Exercise input.
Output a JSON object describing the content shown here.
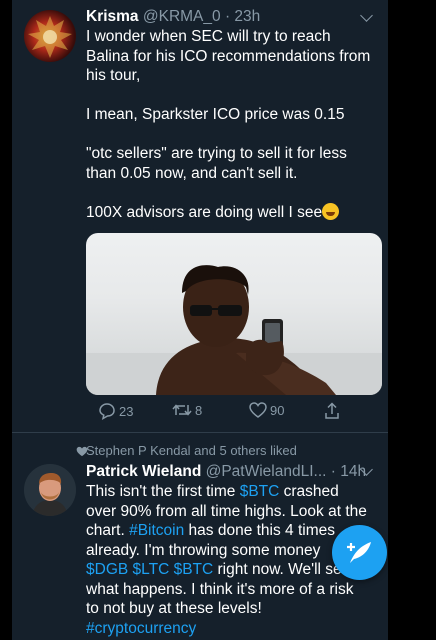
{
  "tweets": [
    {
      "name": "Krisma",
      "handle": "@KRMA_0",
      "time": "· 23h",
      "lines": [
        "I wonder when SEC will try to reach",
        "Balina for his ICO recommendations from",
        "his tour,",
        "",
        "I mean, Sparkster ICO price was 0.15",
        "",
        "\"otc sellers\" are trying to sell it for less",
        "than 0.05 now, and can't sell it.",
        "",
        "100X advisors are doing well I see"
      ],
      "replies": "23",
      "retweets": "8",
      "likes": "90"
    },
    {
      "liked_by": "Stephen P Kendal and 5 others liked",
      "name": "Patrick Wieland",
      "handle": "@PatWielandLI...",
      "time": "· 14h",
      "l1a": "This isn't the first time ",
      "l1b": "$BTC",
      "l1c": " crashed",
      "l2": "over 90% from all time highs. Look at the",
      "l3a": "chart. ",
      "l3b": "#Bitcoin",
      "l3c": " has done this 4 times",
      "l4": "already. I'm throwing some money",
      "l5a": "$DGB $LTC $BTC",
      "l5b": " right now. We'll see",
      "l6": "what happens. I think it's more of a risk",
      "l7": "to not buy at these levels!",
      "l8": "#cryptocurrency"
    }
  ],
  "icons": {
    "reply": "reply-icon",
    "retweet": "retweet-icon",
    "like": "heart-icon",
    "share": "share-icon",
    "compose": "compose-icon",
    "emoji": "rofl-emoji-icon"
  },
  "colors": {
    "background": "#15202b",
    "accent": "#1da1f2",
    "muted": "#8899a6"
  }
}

What the task asks. In the records above, locate the lines holding the word "sell". Copy each of them.

In response.
        "\"otc sellers\" are trying to sell it for less",
        "than 0.05 now, and can't sell it.",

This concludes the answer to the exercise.